__WHAT THE TASK ASKS__
Your task is to filter the data below down to the lines holding "text".

__RECORDS FOR THIS EXERCISE__
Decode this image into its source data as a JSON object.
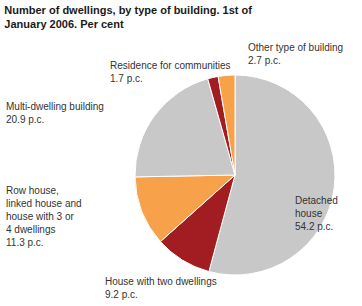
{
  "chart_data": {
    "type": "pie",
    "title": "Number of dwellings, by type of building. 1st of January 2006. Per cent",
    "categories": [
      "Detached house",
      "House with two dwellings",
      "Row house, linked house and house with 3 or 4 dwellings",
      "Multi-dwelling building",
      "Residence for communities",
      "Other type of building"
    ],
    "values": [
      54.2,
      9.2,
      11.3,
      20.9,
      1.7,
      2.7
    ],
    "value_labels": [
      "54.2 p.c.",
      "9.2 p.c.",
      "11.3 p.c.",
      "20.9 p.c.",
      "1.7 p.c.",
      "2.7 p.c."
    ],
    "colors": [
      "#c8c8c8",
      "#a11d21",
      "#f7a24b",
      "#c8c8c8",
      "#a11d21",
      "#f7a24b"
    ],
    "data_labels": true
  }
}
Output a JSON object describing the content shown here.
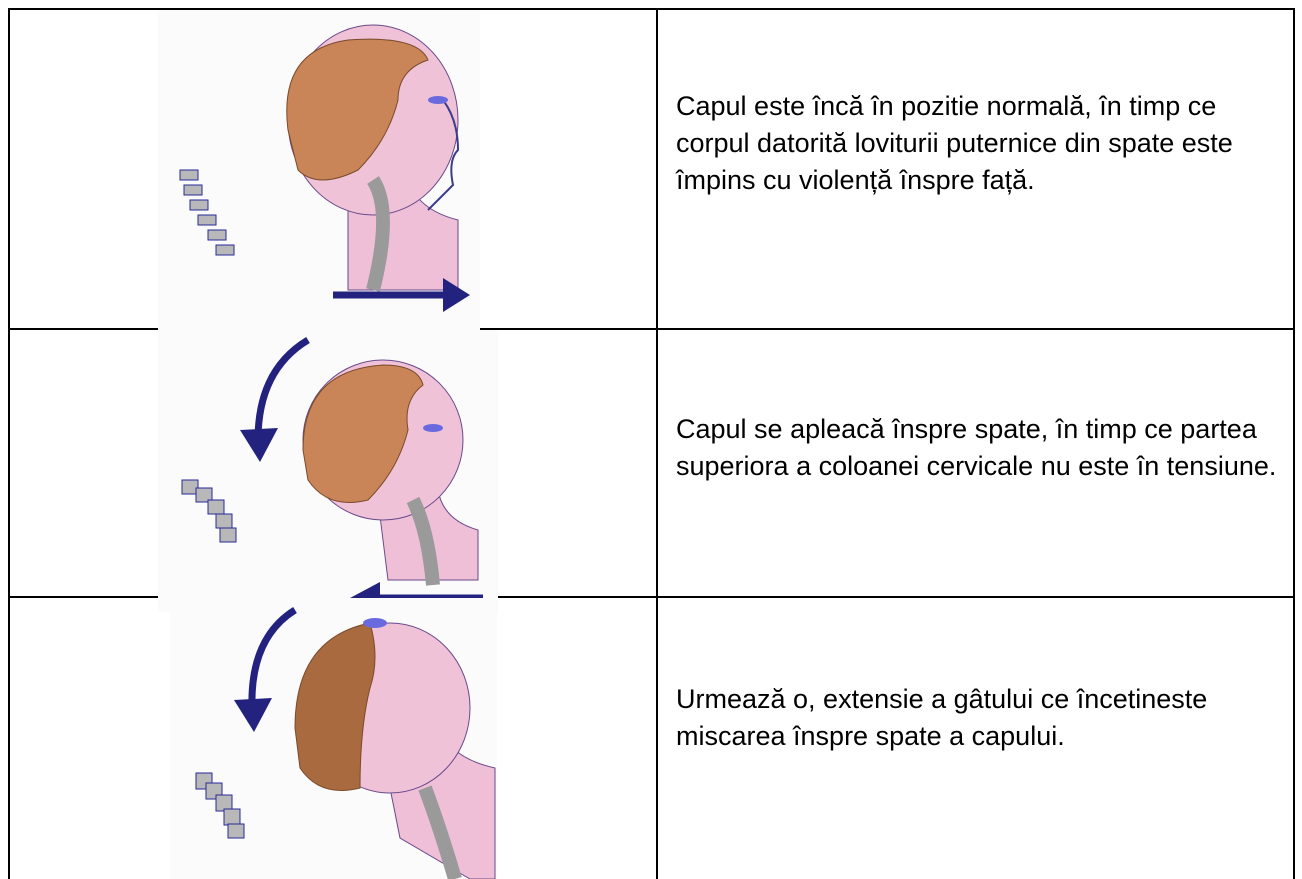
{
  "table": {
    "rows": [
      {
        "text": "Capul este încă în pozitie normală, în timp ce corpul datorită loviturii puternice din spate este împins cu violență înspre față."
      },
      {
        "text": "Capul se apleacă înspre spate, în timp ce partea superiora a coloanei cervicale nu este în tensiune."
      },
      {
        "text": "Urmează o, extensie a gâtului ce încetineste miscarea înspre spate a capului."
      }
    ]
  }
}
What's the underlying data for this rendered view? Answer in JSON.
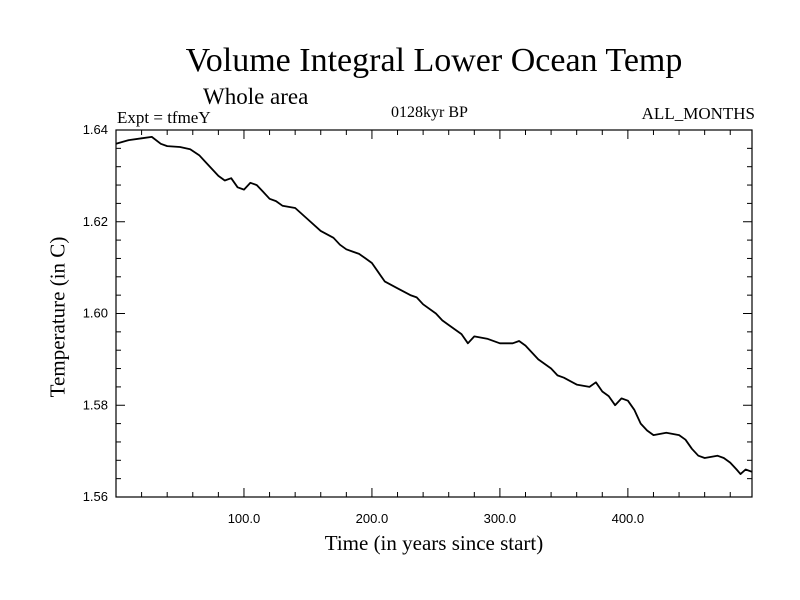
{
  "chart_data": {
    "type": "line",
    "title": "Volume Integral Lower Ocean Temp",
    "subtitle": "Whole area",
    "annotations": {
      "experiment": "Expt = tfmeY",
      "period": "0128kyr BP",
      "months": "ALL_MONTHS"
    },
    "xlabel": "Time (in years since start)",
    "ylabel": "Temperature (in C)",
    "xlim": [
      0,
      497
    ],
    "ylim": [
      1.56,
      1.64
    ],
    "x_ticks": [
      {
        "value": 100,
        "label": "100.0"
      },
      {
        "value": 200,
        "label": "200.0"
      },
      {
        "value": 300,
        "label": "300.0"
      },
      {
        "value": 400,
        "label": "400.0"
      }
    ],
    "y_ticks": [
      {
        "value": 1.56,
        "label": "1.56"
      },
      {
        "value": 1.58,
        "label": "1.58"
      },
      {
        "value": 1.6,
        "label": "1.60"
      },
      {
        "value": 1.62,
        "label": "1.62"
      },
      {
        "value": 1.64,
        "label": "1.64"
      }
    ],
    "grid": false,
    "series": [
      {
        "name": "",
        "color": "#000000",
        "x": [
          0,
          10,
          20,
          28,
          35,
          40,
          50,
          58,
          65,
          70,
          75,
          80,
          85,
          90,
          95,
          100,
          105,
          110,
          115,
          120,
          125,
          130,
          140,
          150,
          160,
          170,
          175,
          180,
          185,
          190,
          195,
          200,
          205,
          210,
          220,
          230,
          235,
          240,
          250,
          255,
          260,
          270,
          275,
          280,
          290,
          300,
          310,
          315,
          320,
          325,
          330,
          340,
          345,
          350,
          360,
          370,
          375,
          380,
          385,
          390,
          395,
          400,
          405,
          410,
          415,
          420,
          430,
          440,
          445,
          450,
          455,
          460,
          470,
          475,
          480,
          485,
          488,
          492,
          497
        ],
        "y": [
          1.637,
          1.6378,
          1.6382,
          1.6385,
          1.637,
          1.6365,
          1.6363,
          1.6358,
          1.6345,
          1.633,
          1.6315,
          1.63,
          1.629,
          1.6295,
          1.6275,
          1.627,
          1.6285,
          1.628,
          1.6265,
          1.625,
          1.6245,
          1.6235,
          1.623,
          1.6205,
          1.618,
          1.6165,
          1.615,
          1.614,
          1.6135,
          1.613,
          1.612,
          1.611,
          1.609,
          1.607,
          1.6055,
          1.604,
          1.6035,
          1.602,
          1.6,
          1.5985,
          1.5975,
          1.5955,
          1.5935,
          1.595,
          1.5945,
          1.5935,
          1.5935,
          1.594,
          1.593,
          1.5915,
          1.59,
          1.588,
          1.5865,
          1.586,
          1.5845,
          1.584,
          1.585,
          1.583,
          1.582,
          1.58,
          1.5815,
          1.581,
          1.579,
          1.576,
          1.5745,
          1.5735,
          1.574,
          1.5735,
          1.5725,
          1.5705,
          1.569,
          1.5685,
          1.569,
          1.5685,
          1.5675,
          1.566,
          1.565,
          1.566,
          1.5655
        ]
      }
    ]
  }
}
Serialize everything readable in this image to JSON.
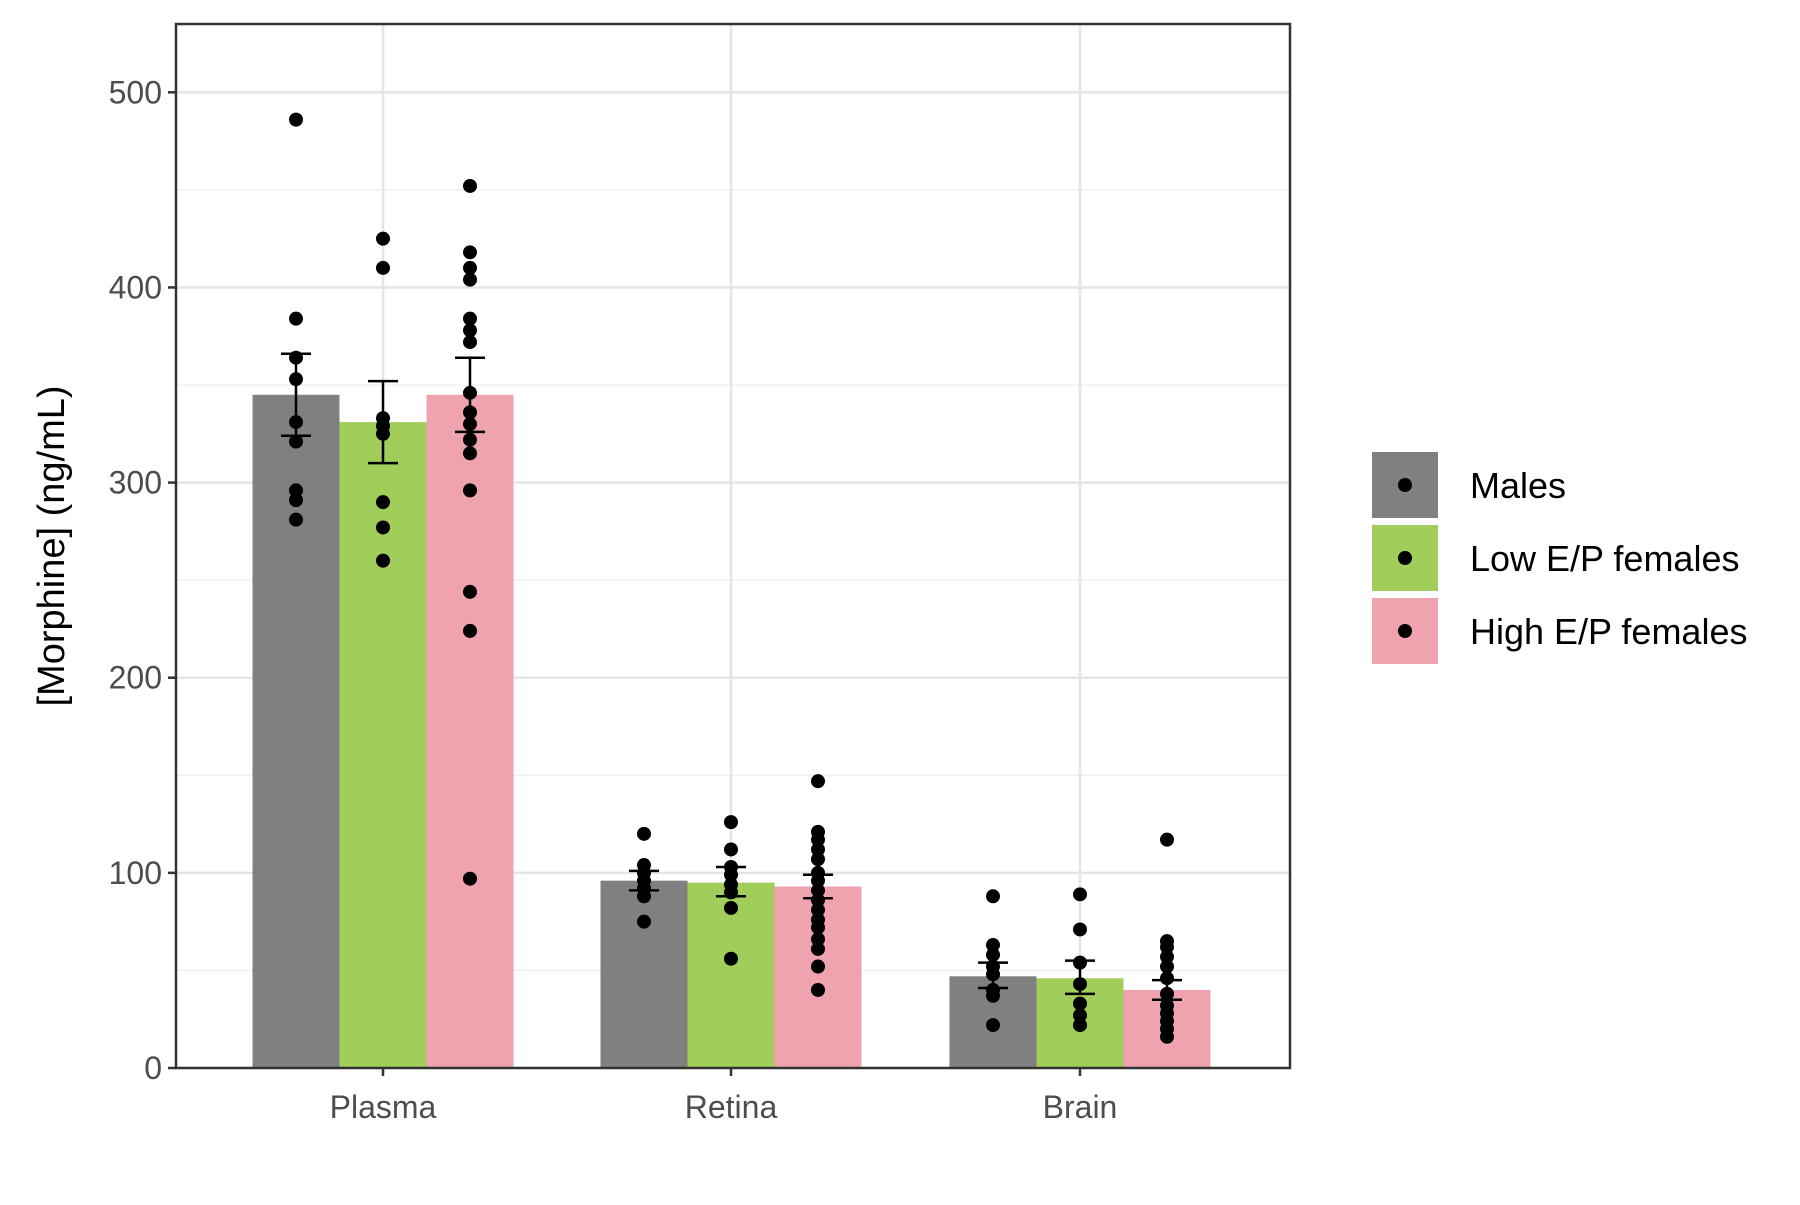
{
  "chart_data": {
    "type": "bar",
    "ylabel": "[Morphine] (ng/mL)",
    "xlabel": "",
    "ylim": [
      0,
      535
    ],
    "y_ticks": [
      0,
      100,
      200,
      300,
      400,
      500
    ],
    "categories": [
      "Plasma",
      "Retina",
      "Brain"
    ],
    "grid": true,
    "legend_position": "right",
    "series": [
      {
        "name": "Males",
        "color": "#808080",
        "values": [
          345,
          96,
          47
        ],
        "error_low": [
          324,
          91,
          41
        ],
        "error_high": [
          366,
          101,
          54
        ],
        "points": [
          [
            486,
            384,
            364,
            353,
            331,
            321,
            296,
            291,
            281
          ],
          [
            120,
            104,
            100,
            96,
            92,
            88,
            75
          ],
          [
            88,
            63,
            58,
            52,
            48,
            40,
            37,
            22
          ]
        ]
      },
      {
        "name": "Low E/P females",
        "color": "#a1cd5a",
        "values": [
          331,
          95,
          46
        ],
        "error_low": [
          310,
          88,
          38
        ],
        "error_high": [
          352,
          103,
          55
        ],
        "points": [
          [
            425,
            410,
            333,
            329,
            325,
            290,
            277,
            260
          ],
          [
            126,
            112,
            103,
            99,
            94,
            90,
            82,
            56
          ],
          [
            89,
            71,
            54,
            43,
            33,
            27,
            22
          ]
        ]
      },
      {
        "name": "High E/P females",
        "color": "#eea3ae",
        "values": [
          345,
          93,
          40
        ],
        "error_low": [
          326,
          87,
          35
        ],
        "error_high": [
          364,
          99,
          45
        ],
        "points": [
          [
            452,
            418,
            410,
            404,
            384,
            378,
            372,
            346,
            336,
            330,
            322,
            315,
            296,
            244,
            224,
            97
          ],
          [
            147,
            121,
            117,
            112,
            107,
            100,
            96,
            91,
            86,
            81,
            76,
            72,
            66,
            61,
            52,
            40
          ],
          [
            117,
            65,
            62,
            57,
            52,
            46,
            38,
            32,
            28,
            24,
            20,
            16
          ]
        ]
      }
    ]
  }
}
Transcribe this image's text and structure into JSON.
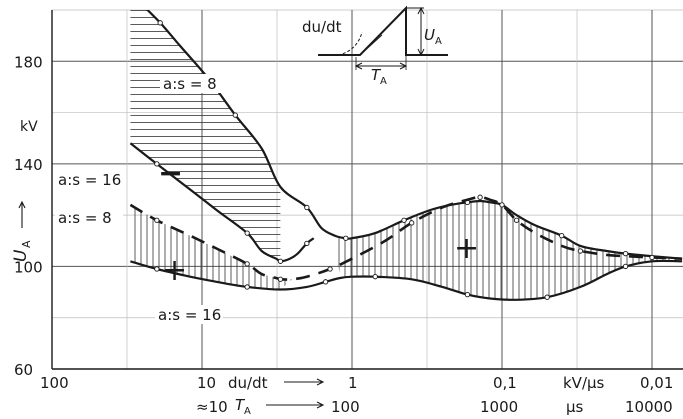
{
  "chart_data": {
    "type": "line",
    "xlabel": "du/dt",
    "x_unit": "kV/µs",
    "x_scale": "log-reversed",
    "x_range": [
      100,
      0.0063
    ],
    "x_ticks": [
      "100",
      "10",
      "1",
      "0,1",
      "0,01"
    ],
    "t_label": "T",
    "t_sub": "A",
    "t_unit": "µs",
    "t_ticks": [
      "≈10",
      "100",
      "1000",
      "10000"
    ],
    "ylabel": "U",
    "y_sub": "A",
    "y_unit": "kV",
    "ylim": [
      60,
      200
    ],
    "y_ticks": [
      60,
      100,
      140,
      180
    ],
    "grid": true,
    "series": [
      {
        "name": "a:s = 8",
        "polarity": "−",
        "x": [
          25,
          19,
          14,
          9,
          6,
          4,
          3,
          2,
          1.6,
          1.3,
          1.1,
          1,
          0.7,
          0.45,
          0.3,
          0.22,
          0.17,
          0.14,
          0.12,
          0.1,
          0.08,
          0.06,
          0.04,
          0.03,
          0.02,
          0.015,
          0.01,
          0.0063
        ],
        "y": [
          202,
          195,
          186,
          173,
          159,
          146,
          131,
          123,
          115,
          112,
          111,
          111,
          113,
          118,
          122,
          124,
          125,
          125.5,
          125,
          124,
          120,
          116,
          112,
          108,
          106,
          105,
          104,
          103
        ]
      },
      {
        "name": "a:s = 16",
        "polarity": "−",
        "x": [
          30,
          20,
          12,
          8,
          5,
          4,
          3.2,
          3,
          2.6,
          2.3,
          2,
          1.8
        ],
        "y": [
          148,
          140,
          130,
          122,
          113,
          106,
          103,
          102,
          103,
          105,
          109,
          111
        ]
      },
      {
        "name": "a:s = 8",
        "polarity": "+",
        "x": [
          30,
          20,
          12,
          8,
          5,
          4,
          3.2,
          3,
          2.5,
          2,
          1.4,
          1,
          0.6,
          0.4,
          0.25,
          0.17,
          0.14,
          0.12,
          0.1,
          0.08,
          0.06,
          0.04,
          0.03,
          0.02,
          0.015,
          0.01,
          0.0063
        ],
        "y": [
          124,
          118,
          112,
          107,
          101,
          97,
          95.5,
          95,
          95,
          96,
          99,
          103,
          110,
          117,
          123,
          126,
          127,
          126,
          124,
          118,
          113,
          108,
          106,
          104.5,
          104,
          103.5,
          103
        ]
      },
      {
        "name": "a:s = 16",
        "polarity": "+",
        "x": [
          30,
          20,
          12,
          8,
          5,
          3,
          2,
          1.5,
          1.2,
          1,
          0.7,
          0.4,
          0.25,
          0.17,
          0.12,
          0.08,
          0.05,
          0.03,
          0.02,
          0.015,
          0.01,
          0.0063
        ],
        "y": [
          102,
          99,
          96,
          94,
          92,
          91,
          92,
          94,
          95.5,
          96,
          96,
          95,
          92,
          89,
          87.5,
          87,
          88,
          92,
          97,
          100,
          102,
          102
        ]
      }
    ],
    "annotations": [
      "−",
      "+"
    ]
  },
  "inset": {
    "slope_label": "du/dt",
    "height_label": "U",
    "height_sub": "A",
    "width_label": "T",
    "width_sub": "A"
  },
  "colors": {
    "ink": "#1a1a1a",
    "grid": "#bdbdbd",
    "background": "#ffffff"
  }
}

__ANSWER BELOW__
        "text": "Capul este încă în pozitie normală, în timp ce corpul datorită loviturii puternice din spate este împins cu violență înspre față."
        "text": "Capul se apleacă înspre spate, în timp ce partea superiora a coloanei cervicale nu este în tensiune."
        "text": "Urmează o, extensie a gâtului ce încetineste miscarea înspre spate a capului."
Transcribe this image's text and structure into JSON.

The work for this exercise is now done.